__EXERCISE OBJECTIVE__
Find each line below that contains the string "nicht", matching case, and copy it out in full.
___ PROVIDED DATA
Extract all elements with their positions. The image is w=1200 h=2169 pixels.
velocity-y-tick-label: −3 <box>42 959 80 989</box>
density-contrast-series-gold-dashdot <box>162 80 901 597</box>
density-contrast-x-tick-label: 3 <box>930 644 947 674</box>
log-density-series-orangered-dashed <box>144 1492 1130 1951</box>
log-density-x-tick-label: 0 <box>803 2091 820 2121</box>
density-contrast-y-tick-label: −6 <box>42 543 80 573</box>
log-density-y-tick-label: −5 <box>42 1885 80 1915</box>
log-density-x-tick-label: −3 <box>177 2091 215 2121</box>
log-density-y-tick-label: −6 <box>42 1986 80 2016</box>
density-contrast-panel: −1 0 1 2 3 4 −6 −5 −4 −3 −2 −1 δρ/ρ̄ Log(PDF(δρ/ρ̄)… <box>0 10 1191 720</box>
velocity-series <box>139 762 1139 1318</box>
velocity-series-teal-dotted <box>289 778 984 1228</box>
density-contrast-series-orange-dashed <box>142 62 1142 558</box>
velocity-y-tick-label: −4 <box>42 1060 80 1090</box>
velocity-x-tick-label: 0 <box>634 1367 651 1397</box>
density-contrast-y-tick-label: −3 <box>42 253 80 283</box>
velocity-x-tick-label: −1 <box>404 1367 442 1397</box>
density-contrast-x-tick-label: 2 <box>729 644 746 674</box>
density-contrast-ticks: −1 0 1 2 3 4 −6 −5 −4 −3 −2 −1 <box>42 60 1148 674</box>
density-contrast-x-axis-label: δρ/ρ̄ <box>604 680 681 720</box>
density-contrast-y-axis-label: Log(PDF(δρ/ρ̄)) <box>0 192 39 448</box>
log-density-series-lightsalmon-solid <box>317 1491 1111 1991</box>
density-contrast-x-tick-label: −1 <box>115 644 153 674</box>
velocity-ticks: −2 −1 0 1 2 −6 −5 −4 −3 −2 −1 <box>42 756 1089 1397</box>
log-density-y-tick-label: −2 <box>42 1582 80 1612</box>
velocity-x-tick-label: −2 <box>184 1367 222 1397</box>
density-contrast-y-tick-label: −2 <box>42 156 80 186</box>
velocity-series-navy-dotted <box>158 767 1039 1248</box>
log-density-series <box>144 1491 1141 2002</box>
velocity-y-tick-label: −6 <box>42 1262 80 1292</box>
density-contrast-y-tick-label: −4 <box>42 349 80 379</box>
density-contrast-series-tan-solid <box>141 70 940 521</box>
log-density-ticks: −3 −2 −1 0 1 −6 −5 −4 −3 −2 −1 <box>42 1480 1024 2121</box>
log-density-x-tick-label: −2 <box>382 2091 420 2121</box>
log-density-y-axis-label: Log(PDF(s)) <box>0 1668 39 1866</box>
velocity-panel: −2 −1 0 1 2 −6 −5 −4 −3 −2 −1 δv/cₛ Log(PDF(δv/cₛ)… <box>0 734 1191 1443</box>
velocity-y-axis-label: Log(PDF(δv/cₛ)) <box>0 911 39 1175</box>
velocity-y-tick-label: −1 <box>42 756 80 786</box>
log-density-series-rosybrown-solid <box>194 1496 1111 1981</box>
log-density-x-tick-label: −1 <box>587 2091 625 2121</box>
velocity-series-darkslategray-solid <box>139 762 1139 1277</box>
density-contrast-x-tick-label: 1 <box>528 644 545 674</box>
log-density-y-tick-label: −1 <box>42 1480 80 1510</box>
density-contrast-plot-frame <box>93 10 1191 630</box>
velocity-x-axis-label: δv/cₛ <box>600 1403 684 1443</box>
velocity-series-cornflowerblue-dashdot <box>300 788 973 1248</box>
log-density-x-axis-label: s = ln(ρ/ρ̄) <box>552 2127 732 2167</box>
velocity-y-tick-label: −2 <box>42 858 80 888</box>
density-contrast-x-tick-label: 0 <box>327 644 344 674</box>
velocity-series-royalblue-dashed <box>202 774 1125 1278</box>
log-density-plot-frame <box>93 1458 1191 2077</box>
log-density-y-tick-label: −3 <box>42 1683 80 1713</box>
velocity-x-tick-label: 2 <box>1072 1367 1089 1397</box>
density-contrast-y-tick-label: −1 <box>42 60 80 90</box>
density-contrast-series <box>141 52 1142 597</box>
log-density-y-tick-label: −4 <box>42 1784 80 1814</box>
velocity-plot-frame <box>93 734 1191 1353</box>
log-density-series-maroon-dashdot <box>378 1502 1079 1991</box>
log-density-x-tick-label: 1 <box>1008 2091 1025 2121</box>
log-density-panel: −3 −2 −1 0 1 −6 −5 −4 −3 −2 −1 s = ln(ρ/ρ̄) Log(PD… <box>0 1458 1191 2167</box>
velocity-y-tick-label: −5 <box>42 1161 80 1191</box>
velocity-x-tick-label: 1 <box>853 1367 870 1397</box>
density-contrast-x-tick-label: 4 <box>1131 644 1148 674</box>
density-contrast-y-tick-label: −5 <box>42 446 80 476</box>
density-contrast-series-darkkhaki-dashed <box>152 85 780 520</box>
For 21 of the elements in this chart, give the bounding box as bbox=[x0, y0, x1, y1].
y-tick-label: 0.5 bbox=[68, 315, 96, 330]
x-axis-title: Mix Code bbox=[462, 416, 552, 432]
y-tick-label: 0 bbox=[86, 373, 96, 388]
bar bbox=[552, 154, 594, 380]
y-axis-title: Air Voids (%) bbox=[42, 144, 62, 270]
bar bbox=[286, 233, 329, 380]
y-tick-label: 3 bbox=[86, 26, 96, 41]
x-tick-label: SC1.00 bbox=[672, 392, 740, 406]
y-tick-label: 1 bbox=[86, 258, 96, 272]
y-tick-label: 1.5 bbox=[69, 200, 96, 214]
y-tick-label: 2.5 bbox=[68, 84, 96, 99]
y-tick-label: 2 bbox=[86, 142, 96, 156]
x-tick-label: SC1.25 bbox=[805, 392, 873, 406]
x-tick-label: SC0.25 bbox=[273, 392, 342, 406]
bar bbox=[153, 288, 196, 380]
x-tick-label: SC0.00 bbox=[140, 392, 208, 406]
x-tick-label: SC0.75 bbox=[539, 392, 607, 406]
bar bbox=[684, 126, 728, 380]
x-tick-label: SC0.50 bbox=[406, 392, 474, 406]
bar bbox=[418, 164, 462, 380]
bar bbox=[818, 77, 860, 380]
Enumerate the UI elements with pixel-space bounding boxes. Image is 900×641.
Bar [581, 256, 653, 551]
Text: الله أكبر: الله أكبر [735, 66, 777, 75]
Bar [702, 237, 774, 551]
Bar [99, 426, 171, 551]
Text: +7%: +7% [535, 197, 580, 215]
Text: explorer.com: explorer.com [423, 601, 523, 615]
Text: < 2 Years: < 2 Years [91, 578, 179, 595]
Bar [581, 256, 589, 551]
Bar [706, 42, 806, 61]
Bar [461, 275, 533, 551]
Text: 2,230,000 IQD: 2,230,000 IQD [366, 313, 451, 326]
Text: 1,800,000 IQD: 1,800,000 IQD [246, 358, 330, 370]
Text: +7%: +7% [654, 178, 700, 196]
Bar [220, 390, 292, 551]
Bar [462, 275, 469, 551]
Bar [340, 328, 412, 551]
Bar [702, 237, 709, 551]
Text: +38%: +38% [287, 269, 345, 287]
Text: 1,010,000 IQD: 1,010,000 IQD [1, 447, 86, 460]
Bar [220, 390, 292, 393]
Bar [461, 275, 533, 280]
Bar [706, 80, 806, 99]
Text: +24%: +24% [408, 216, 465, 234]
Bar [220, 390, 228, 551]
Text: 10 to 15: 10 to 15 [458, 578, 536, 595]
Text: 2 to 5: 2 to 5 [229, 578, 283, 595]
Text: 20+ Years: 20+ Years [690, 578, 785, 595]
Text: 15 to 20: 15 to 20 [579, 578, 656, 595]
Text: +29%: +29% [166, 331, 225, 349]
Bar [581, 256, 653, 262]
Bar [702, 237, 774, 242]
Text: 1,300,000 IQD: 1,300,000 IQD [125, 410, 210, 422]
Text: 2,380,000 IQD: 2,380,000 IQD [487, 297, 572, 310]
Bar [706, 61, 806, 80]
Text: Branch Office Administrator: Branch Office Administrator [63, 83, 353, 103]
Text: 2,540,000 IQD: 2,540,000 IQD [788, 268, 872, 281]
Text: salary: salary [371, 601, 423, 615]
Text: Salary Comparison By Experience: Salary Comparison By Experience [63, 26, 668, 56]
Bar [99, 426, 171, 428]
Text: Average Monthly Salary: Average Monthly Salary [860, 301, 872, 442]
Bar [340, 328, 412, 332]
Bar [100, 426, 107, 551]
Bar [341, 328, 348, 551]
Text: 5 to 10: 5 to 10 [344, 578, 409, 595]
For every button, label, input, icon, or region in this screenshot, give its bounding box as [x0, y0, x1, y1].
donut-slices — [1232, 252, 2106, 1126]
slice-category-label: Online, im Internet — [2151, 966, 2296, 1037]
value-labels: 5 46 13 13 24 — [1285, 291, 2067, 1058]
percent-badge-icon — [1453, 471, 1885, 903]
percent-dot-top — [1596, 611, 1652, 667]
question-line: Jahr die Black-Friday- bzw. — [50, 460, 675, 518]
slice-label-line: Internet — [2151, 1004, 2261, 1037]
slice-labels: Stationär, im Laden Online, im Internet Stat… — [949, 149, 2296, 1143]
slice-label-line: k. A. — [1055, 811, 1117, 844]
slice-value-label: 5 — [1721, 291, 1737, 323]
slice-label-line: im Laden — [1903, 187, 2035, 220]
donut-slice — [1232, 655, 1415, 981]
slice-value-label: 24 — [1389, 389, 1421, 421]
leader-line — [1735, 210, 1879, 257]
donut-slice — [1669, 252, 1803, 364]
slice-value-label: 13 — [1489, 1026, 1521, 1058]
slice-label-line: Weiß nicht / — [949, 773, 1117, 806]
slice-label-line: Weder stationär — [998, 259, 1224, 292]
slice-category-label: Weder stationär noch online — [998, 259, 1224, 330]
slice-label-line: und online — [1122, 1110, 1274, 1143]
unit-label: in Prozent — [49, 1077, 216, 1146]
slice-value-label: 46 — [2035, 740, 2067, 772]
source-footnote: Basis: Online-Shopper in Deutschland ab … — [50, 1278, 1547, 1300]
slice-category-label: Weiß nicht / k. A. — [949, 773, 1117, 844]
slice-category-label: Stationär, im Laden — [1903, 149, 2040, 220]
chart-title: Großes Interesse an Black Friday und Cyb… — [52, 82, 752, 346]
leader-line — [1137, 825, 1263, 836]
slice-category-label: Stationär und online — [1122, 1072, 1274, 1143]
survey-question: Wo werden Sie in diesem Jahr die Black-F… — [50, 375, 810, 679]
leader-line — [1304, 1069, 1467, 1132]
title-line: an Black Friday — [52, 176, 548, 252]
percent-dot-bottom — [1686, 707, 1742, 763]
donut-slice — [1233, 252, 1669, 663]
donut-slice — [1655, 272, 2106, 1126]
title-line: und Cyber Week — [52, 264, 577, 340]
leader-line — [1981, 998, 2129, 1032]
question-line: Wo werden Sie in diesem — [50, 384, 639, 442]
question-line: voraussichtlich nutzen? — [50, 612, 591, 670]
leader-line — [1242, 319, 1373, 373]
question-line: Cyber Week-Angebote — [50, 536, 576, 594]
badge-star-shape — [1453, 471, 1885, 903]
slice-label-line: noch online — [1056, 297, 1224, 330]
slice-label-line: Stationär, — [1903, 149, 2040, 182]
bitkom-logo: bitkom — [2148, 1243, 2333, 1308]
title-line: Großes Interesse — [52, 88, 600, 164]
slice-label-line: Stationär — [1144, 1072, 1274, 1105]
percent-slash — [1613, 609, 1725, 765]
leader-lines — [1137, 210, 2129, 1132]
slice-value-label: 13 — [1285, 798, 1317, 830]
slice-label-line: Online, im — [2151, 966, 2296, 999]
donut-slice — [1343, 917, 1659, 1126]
______
__FINISHED EXERCISE__
slice-label-line: Weiß nicht / — [949, 773, 1117, 806]
slice-category-label: Weiß nicht / k. A. — [949, 773, 1117, 844]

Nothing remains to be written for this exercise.